| Records for the exercise |
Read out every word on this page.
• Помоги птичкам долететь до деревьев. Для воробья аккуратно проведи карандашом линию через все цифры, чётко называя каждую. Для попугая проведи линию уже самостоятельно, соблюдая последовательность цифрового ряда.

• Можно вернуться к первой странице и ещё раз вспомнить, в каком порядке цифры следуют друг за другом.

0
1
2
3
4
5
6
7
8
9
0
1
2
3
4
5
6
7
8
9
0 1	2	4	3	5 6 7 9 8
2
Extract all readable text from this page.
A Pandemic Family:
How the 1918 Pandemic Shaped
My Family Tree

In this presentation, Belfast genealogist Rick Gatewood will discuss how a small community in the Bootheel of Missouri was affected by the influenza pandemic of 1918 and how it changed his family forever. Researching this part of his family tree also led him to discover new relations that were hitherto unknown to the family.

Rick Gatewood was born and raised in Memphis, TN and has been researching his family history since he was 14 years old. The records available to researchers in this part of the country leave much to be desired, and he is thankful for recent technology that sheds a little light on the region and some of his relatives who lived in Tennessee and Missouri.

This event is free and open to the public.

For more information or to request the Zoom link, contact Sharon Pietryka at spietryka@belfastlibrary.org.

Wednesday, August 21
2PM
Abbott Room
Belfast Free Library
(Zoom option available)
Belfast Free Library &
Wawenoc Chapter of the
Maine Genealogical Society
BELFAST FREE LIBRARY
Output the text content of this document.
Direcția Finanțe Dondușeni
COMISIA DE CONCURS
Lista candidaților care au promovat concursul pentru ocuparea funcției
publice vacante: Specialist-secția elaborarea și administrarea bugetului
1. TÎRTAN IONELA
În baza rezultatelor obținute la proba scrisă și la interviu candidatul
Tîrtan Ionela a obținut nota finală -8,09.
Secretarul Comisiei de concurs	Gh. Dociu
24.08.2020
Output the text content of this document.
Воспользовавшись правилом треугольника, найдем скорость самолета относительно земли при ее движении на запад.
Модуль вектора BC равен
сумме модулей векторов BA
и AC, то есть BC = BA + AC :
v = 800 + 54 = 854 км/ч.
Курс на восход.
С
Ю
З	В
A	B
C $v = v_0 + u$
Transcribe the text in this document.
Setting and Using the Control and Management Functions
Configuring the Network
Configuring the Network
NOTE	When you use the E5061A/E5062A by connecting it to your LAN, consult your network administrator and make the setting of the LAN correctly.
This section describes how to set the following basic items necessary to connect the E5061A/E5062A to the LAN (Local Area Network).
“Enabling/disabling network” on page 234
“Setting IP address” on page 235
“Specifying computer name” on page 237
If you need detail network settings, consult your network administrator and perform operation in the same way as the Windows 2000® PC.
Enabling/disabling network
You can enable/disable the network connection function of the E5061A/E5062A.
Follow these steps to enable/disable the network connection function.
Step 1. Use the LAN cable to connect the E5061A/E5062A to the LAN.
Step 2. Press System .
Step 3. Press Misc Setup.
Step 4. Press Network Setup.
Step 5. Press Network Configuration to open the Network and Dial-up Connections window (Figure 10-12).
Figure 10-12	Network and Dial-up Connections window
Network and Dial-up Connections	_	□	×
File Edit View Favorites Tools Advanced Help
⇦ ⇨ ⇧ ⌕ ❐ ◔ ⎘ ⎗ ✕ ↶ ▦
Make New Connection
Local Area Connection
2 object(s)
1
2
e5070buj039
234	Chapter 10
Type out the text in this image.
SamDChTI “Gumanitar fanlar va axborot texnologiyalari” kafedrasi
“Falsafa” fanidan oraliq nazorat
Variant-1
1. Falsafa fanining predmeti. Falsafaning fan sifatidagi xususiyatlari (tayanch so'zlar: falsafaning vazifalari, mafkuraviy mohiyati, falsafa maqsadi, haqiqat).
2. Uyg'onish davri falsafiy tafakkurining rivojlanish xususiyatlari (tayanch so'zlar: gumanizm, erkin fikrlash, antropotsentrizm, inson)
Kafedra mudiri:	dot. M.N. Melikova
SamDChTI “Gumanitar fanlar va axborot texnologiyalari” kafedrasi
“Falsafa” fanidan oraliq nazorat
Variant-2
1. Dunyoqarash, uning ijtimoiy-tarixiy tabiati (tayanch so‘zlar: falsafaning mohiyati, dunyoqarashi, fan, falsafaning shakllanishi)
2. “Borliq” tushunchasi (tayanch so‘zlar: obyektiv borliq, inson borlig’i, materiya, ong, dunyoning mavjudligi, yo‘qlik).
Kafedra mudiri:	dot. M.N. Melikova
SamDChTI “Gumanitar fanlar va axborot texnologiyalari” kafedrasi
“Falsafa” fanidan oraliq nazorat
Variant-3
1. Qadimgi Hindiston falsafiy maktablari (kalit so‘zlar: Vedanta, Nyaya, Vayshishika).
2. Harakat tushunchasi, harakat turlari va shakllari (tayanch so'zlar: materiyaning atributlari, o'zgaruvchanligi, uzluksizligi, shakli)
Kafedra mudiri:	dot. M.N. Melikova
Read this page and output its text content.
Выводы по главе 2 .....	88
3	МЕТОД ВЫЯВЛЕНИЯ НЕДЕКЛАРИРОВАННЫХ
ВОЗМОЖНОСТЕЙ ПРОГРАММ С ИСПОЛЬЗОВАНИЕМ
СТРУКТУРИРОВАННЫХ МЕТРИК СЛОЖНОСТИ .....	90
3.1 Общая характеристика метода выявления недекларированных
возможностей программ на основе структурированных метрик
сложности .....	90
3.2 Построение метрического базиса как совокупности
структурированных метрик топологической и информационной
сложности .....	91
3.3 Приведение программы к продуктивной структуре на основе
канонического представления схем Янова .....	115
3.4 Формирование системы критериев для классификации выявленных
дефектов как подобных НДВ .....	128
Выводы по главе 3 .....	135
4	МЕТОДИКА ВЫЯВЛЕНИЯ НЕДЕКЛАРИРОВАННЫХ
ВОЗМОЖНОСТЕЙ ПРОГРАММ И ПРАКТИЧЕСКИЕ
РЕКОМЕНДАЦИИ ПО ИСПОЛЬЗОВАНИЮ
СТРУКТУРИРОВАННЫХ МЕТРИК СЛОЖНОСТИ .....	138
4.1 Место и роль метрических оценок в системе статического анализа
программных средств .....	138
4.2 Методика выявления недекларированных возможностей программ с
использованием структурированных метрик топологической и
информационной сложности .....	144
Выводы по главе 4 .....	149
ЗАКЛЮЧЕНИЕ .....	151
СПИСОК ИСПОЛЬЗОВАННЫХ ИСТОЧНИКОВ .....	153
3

| Task objective |
Where a line above holds the string "Local", show that line.

| Output below |
This section describes how to set the following basic items necessary to connect the E5061A/E5062A to the LAN (Local Area Network).
Local Area Connection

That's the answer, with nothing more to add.